Required work. For every line in the records that has the word "underlying", make a copy.

Entries with figure data:
┏━━
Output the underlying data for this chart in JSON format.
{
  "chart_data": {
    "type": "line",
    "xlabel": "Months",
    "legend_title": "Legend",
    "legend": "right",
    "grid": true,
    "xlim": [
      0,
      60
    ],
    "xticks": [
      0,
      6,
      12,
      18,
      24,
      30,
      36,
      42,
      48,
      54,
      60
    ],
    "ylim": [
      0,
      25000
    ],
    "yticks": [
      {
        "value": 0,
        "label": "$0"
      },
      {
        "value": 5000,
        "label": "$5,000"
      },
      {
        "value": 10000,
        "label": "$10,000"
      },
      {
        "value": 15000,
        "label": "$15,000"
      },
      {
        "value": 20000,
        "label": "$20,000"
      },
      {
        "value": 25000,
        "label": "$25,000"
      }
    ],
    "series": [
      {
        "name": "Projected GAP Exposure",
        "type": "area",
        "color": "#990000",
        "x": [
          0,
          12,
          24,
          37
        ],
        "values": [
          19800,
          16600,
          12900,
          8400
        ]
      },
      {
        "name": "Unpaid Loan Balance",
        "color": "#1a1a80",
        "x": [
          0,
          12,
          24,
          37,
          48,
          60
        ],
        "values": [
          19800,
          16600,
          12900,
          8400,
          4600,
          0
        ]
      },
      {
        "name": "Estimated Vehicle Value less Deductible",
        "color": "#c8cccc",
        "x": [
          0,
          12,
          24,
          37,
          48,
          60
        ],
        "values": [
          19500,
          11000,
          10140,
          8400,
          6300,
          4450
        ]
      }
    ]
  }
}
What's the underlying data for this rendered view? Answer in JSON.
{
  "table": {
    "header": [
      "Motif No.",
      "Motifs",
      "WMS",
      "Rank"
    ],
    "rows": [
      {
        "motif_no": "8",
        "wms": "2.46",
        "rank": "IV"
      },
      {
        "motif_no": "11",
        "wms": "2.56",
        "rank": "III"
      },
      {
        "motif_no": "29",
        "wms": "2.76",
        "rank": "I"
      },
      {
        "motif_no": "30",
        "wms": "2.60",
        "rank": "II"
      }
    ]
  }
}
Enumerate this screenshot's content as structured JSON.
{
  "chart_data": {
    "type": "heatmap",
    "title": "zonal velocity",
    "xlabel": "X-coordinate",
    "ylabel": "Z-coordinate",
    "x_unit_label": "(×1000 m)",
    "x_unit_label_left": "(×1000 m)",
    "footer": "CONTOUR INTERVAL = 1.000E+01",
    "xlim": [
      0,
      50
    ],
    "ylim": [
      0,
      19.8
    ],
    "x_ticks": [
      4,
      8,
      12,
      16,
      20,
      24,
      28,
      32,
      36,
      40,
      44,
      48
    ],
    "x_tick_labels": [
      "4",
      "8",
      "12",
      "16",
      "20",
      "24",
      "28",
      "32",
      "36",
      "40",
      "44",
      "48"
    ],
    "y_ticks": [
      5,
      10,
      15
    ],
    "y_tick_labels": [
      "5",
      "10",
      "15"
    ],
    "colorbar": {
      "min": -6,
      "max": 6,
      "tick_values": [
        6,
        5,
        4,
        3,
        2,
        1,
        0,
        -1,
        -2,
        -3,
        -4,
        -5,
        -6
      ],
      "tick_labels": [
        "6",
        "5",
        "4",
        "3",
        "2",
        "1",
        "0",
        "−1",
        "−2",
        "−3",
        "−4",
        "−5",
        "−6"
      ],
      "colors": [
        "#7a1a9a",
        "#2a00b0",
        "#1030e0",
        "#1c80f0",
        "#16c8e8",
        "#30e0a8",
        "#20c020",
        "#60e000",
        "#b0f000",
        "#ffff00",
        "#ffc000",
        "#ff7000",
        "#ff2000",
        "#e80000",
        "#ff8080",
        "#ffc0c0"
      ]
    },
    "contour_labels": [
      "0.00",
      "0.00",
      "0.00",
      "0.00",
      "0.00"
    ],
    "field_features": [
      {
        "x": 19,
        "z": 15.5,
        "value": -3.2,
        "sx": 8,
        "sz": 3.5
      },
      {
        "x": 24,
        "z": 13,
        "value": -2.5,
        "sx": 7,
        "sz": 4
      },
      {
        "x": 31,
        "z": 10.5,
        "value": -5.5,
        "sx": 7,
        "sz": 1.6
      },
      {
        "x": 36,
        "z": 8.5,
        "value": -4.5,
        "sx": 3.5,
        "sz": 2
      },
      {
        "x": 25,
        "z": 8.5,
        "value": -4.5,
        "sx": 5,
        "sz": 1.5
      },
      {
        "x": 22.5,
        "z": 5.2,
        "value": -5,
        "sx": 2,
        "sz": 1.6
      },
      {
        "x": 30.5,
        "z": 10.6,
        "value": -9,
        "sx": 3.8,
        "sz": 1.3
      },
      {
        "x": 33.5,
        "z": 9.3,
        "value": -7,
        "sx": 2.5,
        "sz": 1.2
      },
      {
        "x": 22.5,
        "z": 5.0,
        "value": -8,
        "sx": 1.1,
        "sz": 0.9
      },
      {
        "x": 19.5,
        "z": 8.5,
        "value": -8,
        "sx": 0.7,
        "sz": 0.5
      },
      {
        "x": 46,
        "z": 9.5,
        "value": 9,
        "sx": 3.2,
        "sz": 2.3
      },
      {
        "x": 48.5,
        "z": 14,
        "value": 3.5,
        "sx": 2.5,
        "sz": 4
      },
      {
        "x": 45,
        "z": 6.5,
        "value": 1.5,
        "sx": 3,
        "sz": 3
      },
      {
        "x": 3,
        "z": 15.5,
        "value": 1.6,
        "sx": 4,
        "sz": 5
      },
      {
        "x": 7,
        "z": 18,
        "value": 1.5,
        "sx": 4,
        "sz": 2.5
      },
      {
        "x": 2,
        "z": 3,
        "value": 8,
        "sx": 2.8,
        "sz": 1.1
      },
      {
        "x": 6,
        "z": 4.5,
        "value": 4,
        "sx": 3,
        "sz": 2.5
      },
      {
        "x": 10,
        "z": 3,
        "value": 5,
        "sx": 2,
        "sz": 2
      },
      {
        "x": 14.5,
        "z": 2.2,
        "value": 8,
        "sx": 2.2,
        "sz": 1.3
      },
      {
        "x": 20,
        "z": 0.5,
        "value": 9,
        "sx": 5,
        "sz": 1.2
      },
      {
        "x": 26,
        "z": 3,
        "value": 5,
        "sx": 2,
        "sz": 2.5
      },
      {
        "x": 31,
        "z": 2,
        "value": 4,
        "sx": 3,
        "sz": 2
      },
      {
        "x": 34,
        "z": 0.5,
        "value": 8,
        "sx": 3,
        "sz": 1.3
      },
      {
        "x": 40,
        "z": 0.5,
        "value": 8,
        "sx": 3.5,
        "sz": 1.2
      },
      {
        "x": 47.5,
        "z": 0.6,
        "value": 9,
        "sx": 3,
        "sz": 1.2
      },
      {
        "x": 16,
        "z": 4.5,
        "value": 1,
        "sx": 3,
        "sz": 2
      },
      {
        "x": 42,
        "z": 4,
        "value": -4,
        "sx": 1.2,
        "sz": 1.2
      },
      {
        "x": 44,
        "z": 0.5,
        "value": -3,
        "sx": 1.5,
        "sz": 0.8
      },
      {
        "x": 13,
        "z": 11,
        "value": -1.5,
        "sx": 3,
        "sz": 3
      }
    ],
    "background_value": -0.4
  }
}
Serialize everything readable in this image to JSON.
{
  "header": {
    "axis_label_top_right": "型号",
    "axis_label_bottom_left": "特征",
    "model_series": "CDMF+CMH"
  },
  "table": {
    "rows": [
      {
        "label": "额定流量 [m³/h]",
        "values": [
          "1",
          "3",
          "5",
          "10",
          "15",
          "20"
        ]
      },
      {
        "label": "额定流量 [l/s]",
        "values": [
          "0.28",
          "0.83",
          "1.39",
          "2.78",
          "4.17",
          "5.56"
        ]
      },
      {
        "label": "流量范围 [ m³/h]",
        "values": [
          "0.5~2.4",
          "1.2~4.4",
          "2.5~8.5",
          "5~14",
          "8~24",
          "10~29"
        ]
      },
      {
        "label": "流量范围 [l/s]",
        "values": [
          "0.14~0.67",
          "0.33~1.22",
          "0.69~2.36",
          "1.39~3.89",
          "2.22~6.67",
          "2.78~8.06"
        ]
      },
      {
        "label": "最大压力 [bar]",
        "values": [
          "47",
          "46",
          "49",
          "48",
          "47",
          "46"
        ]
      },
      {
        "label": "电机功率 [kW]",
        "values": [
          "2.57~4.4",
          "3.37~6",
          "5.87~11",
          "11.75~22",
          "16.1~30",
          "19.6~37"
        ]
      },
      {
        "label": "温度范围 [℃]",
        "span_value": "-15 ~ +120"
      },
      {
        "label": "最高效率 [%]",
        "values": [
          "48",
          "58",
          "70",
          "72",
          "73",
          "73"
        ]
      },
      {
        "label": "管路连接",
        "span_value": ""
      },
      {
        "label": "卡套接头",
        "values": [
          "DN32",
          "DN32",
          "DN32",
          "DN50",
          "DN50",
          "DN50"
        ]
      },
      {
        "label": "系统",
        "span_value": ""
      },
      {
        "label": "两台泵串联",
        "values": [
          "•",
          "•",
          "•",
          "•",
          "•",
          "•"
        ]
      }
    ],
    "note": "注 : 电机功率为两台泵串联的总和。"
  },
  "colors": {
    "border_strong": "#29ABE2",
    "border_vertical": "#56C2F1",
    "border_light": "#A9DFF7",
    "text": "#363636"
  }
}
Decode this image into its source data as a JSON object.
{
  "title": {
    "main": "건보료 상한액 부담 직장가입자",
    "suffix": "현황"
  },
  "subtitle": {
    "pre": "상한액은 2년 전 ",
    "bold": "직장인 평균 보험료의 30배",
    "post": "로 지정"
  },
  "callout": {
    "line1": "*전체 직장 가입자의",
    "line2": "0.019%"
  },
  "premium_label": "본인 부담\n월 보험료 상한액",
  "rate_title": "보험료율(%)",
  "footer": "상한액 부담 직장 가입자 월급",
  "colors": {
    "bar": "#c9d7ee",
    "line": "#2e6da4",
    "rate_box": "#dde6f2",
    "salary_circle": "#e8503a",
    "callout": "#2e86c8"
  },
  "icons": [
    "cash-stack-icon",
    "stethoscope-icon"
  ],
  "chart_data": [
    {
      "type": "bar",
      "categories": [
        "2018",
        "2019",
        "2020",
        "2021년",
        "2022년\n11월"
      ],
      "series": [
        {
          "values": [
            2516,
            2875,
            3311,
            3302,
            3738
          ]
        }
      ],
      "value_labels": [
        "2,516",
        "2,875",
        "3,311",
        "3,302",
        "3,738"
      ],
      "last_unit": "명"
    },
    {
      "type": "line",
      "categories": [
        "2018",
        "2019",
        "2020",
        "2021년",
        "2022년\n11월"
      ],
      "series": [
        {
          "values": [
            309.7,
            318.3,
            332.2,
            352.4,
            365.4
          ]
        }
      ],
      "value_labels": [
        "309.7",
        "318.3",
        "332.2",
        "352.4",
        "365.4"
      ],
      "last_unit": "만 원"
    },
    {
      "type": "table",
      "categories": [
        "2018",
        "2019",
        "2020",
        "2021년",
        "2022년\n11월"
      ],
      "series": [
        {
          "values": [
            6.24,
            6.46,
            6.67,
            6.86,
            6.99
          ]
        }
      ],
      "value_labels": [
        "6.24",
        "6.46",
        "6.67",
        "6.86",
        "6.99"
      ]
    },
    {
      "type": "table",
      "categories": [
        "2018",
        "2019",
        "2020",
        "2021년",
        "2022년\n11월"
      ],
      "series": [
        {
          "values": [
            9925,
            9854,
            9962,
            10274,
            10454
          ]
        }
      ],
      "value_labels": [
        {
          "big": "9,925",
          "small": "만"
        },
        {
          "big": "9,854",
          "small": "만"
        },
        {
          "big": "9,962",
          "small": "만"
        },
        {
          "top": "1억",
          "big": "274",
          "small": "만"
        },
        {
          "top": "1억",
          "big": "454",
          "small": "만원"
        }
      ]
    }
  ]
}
┗━━
Task output.
Output the underlying data for this chart in JSON format.
What's the underlying data for this rendered view? Answer in JSON.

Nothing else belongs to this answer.